• **What you will do**
Output the full listing word for word.

• **Given entries**
* begin *

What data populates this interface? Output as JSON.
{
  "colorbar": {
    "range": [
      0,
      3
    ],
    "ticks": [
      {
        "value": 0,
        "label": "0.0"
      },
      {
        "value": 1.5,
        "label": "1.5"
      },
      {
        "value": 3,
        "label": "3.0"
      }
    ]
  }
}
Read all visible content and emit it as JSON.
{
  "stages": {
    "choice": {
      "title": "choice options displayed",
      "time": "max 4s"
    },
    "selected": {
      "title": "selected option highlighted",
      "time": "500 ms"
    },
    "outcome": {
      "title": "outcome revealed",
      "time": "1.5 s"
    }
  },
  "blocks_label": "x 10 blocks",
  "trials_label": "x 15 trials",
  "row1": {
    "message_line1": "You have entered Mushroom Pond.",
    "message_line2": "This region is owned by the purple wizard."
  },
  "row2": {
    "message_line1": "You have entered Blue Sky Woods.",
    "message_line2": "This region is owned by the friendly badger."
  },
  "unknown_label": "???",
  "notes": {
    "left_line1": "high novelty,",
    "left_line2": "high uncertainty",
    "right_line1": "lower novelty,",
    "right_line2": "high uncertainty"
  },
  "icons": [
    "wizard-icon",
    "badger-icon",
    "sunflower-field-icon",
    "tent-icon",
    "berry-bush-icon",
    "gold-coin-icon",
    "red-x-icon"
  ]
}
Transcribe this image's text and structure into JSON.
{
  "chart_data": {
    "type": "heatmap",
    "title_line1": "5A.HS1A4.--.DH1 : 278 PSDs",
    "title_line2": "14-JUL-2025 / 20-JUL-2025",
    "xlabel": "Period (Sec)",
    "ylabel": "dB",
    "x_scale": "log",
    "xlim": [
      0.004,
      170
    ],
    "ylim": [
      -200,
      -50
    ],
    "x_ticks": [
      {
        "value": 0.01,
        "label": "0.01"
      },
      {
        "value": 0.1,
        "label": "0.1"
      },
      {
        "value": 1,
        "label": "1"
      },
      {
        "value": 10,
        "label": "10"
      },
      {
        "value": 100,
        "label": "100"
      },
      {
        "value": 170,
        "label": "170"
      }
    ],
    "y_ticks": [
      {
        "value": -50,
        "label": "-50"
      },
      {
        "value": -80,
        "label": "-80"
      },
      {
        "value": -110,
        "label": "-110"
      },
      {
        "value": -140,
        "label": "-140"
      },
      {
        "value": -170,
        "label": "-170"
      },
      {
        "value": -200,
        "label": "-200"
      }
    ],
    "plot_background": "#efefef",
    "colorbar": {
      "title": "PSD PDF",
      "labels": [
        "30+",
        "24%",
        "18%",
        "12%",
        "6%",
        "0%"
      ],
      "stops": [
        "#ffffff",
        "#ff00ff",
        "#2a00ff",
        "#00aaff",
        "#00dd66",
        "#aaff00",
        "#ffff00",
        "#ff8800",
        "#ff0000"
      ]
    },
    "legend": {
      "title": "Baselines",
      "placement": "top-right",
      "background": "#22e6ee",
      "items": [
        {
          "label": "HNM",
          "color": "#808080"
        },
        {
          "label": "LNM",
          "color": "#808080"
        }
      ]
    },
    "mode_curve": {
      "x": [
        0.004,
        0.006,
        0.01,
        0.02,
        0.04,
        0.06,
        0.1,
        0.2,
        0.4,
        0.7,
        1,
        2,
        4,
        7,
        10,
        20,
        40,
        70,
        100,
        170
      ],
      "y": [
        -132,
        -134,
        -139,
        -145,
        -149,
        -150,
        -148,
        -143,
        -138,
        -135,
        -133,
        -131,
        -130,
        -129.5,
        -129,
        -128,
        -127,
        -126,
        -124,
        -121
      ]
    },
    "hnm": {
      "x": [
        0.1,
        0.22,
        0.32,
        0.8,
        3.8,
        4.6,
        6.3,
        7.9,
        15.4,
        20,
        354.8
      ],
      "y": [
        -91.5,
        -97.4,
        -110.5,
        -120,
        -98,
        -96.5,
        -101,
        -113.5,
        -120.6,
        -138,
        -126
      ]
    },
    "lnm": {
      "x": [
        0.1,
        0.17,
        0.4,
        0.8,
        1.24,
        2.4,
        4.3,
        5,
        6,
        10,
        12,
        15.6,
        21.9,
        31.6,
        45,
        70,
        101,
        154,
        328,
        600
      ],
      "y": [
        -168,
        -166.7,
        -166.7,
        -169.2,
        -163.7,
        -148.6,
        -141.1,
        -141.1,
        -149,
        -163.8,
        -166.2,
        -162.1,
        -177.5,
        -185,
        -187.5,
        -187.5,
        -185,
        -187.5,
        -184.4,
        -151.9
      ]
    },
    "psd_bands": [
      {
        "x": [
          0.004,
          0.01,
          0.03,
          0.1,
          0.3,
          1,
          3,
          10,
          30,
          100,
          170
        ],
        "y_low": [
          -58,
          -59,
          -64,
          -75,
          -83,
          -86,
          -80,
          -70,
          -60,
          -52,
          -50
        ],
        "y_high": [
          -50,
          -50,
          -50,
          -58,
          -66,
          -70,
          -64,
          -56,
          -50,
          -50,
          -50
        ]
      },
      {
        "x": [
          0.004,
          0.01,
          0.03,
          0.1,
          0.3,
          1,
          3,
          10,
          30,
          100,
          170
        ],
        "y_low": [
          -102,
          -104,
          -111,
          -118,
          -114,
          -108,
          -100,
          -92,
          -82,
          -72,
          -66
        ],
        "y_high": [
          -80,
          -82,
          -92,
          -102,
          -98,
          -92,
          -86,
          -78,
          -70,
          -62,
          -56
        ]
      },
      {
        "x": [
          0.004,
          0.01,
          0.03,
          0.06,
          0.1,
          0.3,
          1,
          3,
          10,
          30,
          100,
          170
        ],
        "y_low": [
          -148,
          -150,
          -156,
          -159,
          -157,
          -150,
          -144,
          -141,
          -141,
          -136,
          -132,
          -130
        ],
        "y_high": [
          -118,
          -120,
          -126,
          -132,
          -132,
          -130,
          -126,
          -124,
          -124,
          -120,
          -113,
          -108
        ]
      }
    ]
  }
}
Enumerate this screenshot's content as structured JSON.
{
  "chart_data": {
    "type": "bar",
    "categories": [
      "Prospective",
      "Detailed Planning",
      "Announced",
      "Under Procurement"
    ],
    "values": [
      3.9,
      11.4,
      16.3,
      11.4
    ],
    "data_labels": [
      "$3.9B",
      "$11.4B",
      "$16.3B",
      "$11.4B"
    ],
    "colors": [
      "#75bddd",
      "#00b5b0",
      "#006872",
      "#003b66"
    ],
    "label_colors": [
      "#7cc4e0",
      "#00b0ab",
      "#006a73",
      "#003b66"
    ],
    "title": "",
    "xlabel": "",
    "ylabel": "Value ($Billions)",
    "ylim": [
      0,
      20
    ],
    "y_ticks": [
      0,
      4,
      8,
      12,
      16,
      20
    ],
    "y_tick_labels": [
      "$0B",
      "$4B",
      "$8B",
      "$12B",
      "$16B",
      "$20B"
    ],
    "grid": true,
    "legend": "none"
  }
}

* end *

• **Result of this exercise**
What data populates this interface? Output as JSON.
{
  "colorbar": {
    "range": [
      0,
      3
    ],
    "ticks": [
      {
        "value": 0,
        "label": "0.0"
      },
      {
        "value": 1.5,
        "label": "1.5"
      },
      {
        "value": 3,
        "label": "3.0"
      }
    ]
  }
}
Read all visible content and emit it as JSON.
{
  "stages": {
    "choice": {
      "title": "choice options displayed",
      "time": "max 4s"
    },
    "selected": {
      "title": "selected option highlighted",
      "time": "500 ms"
    },
    "outcome": {
      "title": "outcome revealed",
      "time": "1.5 s"
    }
  },
  "blocks_label": "x 10 blocks",
  "trials_label": "x 15 trials",
  "row1": {
    "message_line1": "You have entered Mushroom Pond.",
    "message_line2": "This region is owned by the purple wizard."
  },
  "row2": {
    "message_line1": "You have entered Blue Sky Woods.",
    "message_line2": "This region is owned by the friendly badger."
  },
  "unknown_label": "???",
  "notes": {
    "left_line1": "high novelty,",
    "left_line2": "high uncertainty",
    "right_line1": "lower novelty,",
    "right_line2": "high uncertainty"
  },
  "icons": [
    "wizard-icon",
    "badger-icon",
    "sunflower-field-icon",
    "tent-icon",
    "berry-bush-icon",
    "gold-coin-icon",
    "red-x-icon"
  ]
}
Transcribe this image's text and structure into JSON.
{
  "chart_data": {
    "type": "heatmap",
    "title_line1": "5A.HS1A4.--.DH1 : 278 PSDs",
    "title_line2": "14-JUL-2025 / 20-JUL-2025",
    "xlabel": "Period (Sec)",
    "ylabel": "dB",
    "x_scale": "log",
    "xlim": [
      0.004,
      170
    ],
    "ylim": [
      -200,
      -50
    ],
    "x_ticks": [
      {
        "value": 0.01,
        "label": "0.01"
      },
      {
        "value": 0.1,
        "label": "0.1"
      },
      {
        "value": 1,
        "label": "1"
      },
      {
        "value": 10,
        "label": "10"
      },
      {
        "value": 100,
        "label": "100"
      },
      {
        "value": 170,
        "label": "170"
      }
    ],
    "y_ticks": [
      {
        "value": -50,
        "label": "-50"
      },
      {
        "value": -80,
        "label": "-80"
      },
      {
        "value": -110,
        "label": "-110"
      },
      {
        "value": -140,
        "label": "-140"
      },
      {
        "value": -170,
        "label": "-170"
      },
      {
        "value": -200,
        "label": "-200"
      }
    ],
    "plot_background": "#efefef",
    "colorbar": {
      "title": "PSD PDF",
      "labels": [
        "30+",
        "24%",
        "18%",
        "12%",
        "6%",
        "0%"
      ],
      "stops": [
        "#ffffff",
        "#ff00ff",
        "#2a00ff",
        "#00aaff",
        "#00dd66",
        "#aaff00",
        "#ffff00",
        "#ff8800",
        "#ff0000"
      ]
    },
    "legend": {
      "title": "Baselines",
      "placement": "top-right",
      "background": "#22e6ee",
      "items": [
        {
          "label": "HNM",
          "color": "#808080"
        },
        {
          "label": "LNM",
          "color": "#808080"
        }
      ]
    },
    "mode_curve": {
      "x": [
        0.004,
        0.006,
        0.01,
        0.02,
        0.04,
        0.06,
        0.1,
        0.2,
        0.4,
        0.7,
        1,
        2,
        4,
        7,
        10,
        20,
        40,
        70,
        100,
        170
      ],
      "y": [
        -132,
        -134,
        -139,
        -145,
        -149,
        -150,
        -148,
        -143,
        -138,
        -135,
        -133,
        -131,
        -130,
        -129.5,
        -129,
        -128,
        -127,
        -126,
        -124,
        -121
      ]
    },
    "hnm": {
      "x": [
        0.1,
        0.22,
        0.32,
        0.8,
        3.8,
        4.6,
        6.3,
        7.9,
        15.4,
        20,
        354.8
      ],
      "y": [
        -91.5,
        -97.4,
        -110.5,
        -120,
        -98,
        -96.5,
        -101,
        -113.5,
        -120.6,
        -138,
        -126
      ]
    },
    "lnm": {
      "x": [
        0.1,
        0.17,
        0.4,
        0.8,
        1.24,
        2.4,
        4.3,
        5,
        6,
        10,
        12,
        15.6,
        21.9,
        31.6,
        45,
        70,
        101,
        154,
        328,
        600
      ],
      "y": [
        -168,
        -166.7,
        -166.7,
        -169.2,
        -163.7,
        -148.6,
        -141.1,
        -141.1,
        -149,
        -163.8,
        -166.2,
        -162.1,
        -177.5,
        -185,
        -187.5,
        -187.5,
        -185,
        -187.5,
        -184.4,
        -151.9
      ]
    },
    "psd_bands": [
      {
        "x": [
          0.004,
          0.01,
          0.03,
          0.1,
          0.3,
          1,
          3,
          10,
          30,
          100,
          170
        ],
        "y_low": [
          -58,
          -59,
          -64,
          -75,
          -83,
          -86,
          -80,
          -70,
          -60,
          -52,
          -50
        ],
        "y_high": [
          -50,
          -50,
          -50,
          -58,
          -66,
          -70,
          -64,
          -56,
          -50,
          -50,
          -50
        ]
      },
      {
        "x": [
          0.004,
          0.01,
          0.03,
          0.1,
          0.3,
          1,
          3,
          10,
          30,
          100,
          170
        ],
        "y_low": [
          -102,
          -104,
          -111,
          -118,
          -114,
          -108,
          -100,
          -92,
          -82,
          -72,
          -66
        ],
        "y_high": [
          -80,
          -82,
          -92,
          -102,
          -98,
          -92,
          -86,
          -78,
          -70,
          -62,
          -56
        ]
      },
      {
        "x": [
          0.004,
          0.01,
          0.03,
          0.06,
          0.1,
          0.3,
          1,
          3,
          10,
          30,
          100,
          170
        ],
        "y_low": [
          -148,
          -150,
          -156,
          -159,
          -157,
          -150,
          -144,
          -141,
          -141,
          -136,
          -132,
          -130
        ],
        "y_high": [
          -118,
          -120,
          -126,
          -132,
          -132,
          -130,
          -126,
          -124,
          -124,
          -120,
          -113,
          -108
        ]
      }
    ]
  }
}
Enumerate this screenshot's content as structured JSON.
{
  "chart_data": {
    "type": "bar",
    "categories": [
      "Prospective",
      "Detailed Planning",
      "Announced",
      "Under Procurement"
    ],
    "values": [
      3.9,
      11.4,
      16.3,
      11.4
    ],
    "data_labels": [
      "$3.9B",
      "$11.4B",
      "$16.3B",
      "$11.4B"
    ],
    "colors": [
      "#75bddd",
      "#00b5b0",
      "#006872",
      "#003b66"
    ],
    "label_colors": [
      "#7cc4e0",
      "#00b0ab",
      "#006a73",
      "#003b66"
    ],
    "title": "",
    "xlabel": "",
    "ylabel": "Value ($Billions)",
    "ylim": [
      0,
      20
    ],
    "y_ticks": [
      0,
      4,
      8,
      12,
      16,
      20
    ],
    "y_tick_labels": [
      "$0B",
      "$4B",
      "$8B",
      "$12B",
      "$16B",
      "$20B"
    ],
    "grid": true,
    "legend": "none"
  }
}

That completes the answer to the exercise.